Pull each line holding the word "soient" from the data.

'''

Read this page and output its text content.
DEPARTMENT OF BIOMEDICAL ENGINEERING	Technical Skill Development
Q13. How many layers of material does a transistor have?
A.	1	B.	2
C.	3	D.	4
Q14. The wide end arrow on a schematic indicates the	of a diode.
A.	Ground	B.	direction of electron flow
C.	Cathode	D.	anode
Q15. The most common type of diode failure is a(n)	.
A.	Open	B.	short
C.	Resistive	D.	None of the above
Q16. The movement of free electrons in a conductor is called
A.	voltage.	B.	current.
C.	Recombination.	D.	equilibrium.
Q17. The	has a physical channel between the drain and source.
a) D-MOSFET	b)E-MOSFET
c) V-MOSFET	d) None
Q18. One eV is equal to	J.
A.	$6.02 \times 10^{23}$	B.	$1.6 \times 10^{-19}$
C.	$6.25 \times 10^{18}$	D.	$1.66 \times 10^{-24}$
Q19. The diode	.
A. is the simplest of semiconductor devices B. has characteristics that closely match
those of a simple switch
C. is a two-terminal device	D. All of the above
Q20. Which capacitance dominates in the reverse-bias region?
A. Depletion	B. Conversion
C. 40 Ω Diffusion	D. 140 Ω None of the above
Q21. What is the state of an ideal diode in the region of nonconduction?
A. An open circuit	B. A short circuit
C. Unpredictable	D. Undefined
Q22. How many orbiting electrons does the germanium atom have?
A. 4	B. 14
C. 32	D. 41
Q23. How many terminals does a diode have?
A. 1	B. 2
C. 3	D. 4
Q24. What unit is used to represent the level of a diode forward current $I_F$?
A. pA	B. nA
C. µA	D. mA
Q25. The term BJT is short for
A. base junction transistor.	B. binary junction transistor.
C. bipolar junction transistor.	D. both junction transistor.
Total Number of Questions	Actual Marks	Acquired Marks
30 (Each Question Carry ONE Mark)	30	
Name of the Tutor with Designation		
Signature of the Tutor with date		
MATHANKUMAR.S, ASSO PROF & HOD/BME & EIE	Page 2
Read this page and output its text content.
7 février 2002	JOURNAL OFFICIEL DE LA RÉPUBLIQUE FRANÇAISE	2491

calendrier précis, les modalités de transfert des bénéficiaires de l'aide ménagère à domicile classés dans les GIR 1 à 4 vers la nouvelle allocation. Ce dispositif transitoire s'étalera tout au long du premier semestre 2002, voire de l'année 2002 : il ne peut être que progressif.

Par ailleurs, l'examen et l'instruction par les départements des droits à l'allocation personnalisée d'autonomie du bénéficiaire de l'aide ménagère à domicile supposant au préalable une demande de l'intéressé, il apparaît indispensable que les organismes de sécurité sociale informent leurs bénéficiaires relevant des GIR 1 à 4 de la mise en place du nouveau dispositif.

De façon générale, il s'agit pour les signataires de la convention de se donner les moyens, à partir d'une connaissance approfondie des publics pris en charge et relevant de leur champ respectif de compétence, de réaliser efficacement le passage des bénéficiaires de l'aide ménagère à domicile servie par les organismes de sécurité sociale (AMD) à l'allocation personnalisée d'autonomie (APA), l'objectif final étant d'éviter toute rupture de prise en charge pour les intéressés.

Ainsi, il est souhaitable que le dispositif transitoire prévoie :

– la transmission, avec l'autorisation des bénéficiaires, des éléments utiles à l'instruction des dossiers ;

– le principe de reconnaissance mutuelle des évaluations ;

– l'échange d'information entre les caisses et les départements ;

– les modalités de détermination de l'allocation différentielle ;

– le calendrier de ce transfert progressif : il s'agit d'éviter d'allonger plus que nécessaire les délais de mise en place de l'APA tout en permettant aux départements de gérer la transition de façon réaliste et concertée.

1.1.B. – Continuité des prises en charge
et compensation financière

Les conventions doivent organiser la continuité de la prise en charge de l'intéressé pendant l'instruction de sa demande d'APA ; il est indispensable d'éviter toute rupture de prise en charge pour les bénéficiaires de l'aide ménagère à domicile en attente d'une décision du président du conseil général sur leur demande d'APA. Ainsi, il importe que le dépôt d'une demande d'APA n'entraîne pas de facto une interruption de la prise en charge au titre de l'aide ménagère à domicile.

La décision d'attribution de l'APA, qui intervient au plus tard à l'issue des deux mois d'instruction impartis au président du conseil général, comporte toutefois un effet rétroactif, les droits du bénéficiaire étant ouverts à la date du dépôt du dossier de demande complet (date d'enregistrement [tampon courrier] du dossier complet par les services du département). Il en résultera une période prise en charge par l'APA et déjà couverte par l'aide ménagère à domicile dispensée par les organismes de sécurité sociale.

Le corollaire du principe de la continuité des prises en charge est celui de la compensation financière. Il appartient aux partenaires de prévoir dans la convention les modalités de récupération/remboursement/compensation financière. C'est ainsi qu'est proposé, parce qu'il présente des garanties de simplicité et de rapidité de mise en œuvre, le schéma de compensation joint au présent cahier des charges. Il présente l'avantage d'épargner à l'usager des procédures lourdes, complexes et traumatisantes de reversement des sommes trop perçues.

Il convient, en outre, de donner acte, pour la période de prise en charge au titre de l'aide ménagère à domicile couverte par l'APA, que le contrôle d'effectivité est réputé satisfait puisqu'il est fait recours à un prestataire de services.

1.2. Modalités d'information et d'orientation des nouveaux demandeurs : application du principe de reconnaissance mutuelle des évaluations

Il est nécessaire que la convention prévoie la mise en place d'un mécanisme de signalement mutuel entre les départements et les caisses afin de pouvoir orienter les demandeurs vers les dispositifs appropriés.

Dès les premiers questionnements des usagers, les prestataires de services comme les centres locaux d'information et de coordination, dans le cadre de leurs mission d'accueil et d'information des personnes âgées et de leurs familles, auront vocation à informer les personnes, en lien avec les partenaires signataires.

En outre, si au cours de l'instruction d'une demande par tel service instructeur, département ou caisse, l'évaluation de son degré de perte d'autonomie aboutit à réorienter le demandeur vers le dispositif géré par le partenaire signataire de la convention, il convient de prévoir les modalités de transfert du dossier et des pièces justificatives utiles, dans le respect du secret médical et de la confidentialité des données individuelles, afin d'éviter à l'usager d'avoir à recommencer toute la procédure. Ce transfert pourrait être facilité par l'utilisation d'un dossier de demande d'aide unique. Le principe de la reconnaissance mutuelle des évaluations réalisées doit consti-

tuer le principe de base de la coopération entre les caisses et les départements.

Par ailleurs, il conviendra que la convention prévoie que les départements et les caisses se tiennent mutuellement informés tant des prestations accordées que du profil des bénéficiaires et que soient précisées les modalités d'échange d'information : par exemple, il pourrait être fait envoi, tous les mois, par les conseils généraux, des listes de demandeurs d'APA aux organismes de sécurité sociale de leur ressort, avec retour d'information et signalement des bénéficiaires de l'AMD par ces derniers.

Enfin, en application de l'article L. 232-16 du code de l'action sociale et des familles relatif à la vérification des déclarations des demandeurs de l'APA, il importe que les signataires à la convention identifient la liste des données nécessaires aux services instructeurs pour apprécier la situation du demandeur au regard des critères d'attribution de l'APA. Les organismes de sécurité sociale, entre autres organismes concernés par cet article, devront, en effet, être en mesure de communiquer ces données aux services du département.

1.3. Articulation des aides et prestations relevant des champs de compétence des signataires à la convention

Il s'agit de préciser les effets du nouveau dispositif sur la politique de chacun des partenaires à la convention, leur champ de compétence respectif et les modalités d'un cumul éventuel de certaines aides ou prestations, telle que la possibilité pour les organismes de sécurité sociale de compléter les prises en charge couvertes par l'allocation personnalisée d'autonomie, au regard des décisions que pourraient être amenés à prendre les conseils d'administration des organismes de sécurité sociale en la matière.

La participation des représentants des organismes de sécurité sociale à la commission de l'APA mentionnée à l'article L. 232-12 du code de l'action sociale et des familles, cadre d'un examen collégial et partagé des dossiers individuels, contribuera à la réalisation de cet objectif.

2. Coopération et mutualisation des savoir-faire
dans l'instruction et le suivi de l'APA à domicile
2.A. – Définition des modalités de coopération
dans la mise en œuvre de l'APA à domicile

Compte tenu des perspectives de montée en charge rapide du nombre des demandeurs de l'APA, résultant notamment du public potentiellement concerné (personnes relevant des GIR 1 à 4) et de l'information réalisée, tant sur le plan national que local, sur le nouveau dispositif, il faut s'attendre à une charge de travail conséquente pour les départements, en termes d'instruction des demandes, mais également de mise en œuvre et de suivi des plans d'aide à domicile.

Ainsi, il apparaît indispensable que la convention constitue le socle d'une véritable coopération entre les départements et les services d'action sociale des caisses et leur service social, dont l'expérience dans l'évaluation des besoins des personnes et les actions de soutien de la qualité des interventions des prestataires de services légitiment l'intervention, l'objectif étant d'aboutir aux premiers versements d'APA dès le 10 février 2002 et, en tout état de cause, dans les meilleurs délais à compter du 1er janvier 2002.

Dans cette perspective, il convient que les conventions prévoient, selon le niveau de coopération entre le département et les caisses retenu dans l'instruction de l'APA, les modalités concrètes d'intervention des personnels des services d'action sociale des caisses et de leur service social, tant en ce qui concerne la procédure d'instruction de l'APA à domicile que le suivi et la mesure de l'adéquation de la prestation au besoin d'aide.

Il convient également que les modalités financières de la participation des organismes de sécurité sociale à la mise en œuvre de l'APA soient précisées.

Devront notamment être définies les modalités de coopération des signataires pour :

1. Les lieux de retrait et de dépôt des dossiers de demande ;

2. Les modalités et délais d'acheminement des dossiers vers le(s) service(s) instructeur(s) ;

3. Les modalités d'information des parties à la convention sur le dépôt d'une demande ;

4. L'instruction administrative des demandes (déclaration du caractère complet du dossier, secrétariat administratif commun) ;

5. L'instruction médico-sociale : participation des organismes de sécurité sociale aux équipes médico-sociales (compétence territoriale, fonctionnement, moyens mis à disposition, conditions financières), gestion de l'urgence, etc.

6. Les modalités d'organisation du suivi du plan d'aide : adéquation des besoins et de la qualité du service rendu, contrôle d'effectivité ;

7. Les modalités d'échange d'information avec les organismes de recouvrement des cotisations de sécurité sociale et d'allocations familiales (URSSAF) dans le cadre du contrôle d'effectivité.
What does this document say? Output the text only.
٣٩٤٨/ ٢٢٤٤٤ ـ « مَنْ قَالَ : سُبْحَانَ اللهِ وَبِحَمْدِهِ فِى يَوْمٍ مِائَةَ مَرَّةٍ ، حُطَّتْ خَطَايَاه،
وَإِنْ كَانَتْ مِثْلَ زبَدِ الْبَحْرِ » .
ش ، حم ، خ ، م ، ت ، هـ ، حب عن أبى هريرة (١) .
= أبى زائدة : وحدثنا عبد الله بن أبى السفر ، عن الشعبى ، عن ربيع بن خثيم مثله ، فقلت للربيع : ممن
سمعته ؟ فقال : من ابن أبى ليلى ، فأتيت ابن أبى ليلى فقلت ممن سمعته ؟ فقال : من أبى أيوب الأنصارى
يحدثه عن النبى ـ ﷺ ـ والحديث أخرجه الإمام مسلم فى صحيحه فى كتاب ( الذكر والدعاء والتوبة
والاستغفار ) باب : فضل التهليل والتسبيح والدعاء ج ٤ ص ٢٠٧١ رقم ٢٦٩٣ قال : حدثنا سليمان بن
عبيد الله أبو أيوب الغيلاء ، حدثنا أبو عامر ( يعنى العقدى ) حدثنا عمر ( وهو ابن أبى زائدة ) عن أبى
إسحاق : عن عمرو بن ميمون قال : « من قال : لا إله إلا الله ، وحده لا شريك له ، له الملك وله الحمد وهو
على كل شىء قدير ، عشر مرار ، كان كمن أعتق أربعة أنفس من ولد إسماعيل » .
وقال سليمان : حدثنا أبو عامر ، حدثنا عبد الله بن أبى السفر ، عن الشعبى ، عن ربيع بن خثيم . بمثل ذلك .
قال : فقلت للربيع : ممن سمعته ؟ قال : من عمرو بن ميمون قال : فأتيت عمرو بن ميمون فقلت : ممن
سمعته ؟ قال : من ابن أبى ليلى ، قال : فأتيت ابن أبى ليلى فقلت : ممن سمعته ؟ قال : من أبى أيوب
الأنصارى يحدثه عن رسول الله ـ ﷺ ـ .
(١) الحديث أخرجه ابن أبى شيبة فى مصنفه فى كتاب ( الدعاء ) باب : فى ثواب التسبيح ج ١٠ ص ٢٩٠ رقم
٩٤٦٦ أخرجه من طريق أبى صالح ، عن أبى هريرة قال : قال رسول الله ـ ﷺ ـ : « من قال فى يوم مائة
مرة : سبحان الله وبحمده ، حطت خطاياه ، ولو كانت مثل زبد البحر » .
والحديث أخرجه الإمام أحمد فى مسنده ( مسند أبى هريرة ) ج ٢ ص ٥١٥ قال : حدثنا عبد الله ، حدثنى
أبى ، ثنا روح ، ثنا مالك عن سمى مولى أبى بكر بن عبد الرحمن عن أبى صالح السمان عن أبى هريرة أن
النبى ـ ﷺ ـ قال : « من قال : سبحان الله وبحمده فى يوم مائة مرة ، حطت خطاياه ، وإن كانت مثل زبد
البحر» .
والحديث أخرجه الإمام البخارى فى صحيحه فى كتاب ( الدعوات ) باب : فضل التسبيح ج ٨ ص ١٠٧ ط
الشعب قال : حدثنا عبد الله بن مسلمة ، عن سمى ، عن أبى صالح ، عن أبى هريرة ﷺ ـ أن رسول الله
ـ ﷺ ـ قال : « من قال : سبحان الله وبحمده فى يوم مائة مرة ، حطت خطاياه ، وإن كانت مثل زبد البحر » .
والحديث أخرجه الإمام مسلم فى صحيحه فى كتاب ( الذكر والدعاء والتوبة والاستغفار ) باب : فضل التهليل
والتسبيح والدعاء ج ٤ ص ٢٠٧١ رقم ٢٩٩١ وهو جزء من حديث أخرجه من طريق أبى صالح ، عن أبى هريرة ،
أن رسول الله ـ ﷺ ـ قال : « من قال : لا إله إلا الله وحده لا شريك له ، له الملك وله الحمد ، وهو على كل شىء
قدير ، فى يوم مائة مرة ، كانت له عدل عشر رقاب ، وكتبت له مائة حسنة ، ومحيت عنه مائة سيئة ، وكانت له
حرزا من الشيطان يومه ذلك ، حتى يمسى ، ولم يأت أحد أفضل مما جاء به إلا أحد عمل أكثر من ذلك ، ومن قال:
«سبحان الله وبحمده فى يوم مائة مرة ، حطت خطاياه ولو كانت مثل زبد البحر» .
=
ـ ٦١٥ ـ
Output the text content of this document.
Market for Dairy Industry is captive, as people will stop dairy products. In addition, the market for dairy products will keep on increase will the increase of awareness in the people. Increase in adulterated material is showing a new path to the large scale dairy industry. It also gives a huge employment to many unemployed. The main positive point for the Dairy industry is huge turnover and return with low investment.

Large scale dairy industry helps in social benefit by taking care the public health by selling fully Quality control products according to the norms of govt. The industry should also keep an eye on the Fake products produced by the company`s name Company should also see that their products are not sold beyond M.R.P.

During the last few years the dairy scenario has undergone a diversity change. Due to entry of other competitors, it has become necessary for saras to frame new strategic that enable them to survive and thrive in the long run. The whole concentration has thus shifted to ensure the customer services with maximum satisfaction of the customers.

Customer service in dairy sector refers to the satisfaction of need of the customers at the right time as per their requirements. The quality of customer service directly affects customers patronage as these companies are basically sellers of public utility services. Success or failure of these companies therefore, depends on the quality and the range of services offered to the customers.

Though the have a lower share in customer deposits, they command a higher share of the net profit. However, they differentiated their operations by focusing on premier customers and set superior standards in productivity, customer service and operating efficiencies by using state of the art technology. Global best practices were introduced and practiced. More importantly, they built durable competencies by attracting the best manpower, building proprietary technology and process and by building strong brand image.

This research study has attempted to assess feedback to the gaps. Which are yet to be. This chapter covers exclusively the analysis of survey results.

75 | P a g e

'''

# Answer to this problem
Par ailleurs, il conviendra que la convention prévoie que les départements et les caisses se tiennent mutuellement informés tant des prestations accordées que du profil des bénéficiaires et que soient précisées les modalités d'échange d'information : par exemple, il pourrait être fait envoi, tous les mois, par les conseils généraux, des listes de demandeurs d'APA aux organismes de sécurité sociale de leur ressort, avec retour d'information et signalement des bénéficiaires de l'AMD par ces derniers.
Il convient également que les modalités financières de la participation des organismes de sécurité sociale à la mise en œuvre de l'APA soient précisées.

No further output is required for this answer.